- EXTRACTED TEXT -
◆ ◆ ◆ ◆ ◆ ◆ ◆

Romantic friendship
Aug. 19th, 2019 06:09 pm![[personal profile]](https://www.dreamwidth.org/img/silk/identity/user.png)
I've been pondering this post for most of two months, but well, life happened with intensity.
Someone in my dwircle made a locked post linking to this Tor essay by Cori McCarthy: Fraught With Destiny: Queering L.M. Montgomery’s Anne Shirley and Diana Barry. And
melannen has thoughts about the book canon of Good Omens. I was particularly interested in point #8:
I really like McCarthy's reading of Anne of Green Gables. Yes, I'm exactly McCarthy's age, and yes, I did grow up without a positive concept of Queer anything. (I didn't really have strong negative associations with the word either; my grandmother used it to mean 'gay', in a somewhat derogatory sense, but it wasn't used by bullies against me. People who called me names used the respectable term 'lesbian'.) And yes, I was completely obsessed with Anne Shirley when I was about 10, and for me, as for McCarthy, it's something of a formative book. I completely love the portrayal of a life partnership that can be likened to Anne and Diana's lifelong friendship.
What I personally learned from Anne and Diana was not so much that it's possible for girls to fall in love with other girls. Though there was no be/do confusion in my imaginary crush on Anne; I related 100% to Diana, I wanted Anne to love me even though I'm much more boring and prosaic than she is. What I learned was that friendship matters, that it is possible to have passionate feelings about your friend without it looking like the model of romance that I had available to me of boyfriend/girlfriend dating as a trial run for eventual marriage. It's not just Anne and Diana either, it's Montgomery's whole concept of "kindred spirits". Anne and Diana might be "bosom friends", which you could almost fit into the category of what we nowadays call "BFFs", but Anne forms deep, passionate connections with multiple people, including some who are much older than her, and from totally different social backgrounds. What was important to me was that Anne could make deeply important and life-changing connections with people who aren't her peers, people who couldn't possibly be in an exclusive pair-bond (whether sexual/romantic or any other form) with her.

◆ ◆ ◆ ◆ ◆ ◆ ◆

- RECORD EXTRACTS -
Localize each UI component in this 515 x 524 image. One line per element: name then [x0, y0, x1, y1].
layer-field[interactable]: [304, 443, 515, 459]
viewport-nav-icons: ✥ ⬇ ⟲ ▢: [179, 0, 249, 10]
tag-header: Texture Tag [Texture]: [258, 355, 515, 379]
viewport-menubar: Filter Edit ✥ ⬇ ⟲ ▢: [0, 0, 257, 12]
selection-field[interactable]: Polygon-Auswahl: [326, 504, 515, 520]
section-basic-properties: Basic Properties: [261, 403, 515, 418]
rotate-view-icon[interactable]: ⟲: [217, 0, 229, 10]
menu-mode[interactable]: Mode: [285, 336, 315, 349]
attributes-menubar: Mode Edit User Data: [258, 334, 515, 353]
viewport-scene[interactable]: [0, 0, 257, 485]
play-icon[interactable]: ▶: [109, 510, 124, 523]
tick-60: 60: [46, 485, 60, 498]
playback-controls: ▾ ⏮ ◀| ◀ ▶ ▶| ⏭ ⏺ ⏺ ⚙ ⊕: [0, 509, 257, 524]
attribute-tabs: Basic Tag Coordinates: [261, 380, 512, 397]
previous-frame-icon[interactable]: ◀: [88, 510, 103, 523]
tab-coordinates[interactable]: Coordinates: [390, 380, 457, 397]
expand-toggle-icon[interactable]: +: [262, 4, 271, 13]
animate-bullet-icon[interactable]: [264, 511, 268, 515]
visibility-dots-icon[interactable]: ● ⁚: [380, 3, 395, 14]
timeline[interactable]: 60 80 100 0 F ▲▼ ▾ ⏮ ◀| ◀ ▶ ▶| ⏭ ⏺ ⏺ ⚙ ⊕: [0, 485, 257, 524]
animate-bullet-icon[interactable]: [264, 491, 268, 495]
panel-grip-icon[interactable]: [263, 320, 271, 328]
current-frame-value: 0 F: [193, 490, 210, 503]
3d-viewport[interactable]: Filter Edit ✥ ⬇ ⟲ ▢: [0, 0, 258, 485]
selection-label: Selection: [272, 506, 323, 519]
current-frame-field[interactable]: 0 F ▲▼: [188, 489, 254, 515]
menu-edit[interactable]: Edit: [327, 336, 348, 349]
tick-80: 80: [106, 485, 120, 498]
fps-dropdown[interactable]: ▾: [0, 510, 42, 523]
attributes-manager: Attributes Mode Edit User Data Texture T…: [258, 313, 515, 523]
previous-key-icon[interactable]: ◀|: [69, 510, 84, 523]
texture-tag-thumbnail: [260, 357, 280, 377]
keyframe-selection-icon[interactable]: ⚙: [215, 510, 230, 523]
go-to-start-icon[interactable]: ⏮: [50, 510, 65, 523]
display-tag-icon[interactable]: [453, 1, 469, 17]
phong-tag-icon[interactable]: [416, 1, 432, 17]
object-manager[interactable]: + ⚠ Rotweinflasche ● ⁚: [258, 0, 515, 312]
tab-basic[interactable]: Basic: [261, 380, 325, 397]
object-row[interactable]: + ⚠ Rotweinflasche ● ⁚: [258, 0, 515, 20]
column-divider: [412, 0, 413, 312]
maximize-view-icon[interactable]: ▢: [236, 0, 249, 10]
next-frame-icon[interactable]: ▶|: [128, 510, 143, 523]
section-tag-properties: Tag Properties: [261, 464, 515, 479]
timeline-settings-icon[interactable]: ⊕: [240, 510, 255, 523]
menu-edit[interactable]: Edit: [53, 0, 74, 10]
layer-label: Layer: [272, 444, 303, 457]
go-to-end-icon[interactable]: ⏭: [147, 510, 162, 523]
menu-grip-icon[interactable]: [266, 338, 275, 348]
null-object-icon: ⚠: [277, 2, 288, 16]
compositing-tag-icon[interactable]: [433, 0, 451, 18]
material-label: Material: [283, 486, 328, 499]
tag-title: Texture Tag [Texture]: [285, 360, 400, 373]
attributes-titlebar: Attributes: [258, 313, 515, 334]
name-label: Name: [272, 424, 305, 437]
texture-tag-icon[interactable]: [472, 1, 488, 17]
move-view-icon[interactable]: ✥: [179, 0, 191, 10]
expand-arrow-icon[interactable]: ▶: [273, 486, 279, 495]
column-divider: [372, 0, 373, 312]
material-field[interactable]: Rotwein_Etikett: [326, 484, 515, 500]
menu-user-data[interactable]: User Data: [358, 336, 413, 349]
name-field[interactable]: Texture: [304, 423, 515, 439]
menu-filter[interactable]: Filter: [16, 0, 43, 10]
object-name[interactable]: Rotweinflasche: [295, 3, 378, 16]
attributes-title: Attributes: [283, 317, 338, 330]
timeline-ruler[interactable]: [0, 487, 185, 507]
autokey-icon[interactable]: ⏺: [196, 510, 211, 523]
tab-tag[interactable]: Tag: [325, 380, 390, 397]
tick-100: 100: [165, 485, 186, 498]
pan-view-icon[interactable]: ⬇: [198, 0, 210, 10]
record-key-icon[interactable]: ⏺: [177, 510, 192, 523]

◆ ◆ ◆ ◆ ◆ ◆ ◆

- WHAT TO PRODUCE -
Carry on the post about romantic friendship and Anne of Green Gables from the point where it stops. The data comes from a different source than the post.

- OUTPUT FOR THIS EXERCISE -
I can buy McCarthy's argument that Anne's relationship with Gilbert (which honestly disappointed me as a child reader) is mostly about her making a life with her best friend, while making space for the truly romantic connection between Anne and Diana. But I don't want to choose between: Anne really loved Gilbert and Diana was her best friend, versus Anne really loved Diana and Gilbert was her best friend, and she married the male one because of social convention at the time. The second reading is valuable because it gave and continues to give hope to readers who are starved of Queer role models. Either way, though, Anne had her kindred spirits, bonds that were completely independent of the kind of relationships that we like to sort into the categories of "romantic" or "platonic".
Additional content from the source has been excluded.